━━━ Materials provided
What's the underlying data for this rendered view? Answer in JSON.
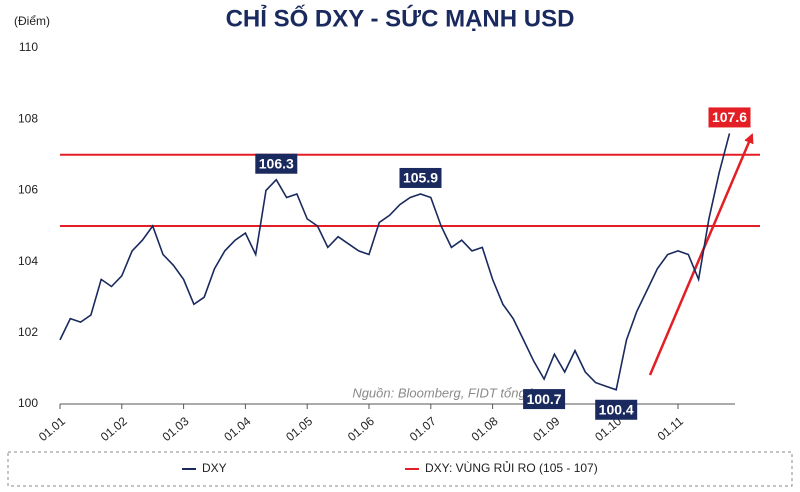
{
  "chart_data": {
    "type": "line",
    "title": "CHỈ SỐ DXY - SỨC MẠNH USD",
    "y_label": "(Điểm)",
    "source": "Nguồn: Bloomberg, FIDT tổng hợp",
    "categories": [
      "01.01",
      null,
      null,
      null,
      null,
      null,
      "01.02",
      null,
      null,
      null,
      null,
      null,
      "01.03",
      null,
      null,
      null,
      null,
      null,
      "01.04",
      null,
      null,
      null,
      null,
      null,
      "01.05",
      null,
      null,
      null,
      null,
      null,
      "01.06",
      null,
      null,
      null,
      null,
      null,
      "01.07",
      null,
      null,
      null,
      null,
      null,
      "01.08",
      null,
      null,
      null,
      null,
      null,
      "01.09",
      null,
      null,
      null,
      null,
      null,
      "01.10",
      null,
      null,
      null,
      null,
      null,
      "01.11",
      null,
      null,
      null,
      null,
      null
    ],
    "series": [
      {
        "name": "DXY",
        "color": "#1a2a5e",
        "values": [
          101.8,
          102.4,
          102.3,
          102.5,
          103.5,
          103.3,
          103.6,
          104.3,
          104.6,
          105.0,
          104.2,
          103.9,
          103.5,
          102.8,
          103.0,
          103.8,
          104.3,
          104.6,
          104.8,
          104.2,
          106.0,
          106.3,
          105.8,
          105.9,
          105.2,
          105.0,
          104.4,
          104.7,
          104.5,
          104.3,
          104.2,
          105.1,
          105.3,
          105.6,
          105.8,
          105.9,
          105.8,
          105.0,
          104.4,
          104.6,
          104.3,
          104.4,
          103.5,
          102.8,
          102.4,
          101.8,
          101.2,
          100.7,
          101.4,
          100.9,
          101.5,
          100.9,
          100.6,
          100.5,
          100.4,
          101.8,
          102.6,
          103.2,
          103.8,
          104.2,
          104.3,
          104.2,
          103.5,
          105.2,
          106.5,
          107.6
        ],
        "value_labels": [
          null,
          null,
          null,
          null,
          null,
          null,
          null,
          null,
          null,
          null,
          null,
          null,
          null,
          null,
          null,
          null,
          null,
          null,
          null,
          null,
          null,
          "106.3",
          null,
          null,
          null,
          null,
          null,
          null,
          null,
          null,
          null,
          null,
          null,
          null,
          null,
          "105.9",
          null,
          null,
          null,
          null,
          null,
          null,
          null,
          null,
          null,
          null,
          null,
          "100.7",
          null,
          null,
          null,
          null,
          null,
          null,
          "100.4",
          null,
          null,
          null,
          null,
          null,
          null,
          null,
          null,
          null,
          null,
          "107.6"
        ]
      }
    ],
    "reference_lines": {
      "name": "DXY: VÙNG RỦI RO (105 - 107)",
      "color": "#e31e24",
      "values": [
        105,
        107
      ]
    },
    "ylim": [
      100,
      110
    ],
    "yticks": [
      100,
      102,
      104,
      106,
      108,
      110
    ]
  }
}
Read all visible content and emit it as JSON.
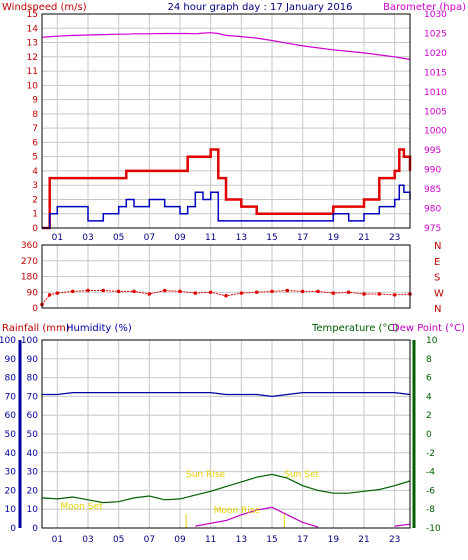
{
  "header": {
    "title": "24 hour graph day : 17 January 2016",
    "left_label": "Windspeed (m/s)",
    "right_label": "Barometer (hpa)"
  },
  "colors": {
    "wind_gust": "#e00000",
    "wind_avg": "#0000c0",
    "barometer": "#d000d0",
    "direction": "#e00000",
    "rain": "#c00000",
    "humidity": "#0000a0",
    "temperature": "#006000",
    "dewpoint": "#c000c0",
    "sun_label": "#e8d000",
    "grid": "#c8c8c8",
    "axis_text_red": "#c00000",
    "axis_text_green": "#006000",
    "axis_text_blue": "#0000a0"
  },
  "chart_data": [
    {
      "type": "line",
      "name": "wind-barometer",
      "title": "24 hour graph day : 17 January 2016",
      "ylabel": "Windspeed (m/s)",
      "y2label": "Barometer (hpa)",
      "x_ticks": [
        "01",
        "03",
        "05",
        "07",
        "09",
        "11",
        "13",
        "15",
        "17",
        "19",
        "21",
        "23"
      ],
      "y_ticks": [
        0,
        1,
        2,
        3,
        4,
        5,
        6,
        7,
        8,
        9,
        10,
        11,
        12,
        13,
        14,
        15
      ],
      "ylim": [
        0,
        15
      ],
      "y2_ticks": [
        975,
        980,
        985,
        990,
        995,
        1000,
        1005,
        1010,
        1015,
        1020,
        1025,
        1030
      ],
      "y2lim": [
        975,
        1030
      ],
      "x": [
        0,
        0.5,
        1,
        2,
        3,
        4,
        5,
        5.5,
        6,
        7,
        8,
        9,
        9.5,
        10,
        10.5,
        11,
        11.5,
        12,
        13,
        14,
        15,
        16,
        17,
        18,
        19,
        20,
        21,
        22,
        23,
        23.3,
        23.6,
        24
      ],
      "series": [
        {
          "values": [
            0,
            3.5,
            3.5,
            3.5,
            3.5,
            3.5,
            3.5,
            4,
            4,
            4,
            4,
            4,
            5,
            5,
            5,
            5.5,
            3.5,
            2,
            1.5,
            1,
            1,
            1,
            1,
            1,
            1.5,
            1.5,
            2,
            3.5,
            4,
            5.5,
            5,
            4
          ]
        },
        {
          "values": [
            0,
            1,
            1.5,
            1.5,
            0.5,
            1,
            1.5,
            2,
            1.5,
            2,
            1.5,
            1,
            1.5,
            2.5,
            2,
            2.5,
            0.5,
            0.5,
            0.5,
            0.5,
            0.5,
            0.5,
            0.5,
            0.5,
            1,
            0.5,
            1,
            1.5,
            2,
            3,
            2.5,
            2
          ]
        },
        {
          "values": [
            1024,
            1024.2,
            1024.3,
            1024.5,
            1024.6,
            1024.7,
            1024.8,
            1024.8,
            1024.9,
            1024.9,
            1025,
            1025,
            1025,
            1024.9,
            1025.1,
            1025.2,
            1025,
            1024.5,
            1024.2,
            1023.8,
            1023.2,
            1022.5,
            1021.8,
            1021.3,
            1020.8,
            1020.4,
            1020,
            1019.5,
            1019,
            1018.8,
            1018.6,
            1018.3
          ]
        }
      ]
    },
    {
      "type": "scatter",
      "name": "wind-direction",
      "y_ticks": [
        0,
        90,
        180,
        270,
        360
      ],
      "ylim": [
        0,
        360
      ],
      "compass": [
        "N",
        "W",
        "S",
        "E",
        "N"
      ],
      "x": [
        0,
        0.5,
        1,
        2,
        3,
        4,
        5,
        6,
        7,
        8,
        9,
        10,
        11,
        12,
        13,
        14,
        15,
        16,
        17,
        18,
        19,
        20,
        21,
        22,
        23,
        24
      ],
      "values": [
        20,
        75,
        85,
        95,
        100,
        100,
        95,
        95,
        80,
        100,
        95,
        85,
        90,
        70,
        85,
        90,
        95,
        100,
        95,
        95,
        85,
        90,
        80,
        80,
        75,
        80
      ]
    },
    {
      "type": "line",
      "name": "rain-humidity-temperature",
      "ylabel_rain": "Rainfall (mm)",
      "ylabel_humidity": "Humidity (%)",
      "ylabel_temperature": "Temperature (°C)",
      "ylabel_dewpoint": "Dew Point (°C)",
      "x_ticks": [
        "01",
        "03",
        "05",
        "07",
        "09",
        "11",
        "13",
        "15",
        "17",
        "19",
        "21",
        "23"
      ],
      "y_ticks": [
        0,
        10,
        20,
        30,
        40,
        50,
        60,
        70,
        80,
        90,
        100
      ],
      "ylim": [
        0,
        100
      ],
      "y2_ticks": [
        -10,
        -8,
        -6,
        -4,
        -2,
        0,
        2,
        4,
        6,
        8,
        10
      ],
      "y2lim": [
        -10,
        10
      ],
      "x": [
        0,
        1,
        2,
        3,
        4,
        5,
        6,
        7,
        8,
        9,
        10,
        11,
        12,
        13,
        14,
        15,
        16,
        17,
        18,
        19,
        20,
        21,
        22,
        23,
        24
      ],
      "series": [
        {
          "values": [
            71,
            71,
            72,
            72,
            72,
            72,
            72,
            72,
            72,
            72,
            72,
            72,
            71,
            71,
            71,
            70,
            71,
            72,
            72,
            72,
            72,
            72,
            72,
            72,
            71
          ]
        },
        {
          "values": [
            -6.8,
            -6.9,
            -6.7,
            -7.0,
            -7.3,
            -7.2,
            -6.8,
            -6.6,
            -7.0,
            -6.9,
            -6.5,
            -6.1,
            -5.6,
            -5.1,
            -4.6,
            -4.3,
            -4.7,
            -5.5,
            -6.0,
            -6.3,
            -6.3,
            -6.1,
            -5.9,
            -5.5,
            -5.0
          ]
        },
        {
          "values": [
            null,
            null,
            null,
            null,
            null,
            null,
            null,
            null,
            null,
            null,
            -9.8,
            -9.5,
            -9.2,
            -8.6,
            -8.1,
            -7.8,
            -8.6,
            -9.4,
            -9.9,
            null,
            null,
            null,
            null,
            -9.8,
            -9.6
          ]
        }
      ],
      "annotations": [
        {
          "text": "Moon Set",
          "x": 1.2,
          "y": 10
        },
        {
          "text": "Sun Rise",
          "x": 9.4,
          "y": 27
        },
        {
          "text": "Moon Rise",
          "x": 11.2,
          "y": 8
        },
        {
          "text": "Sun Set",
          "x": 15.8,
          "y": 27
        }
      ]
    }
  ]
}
━━━━━━
In the entries above, find each line with the word "name" and show it.

        "name": "DXY",
      "name": "DXY: VÙNG RỦI RO (105 - 107)",
      "name": "wind-barometer",
      "name": "wind-direction",
      "name": "rain-humidity-temperature",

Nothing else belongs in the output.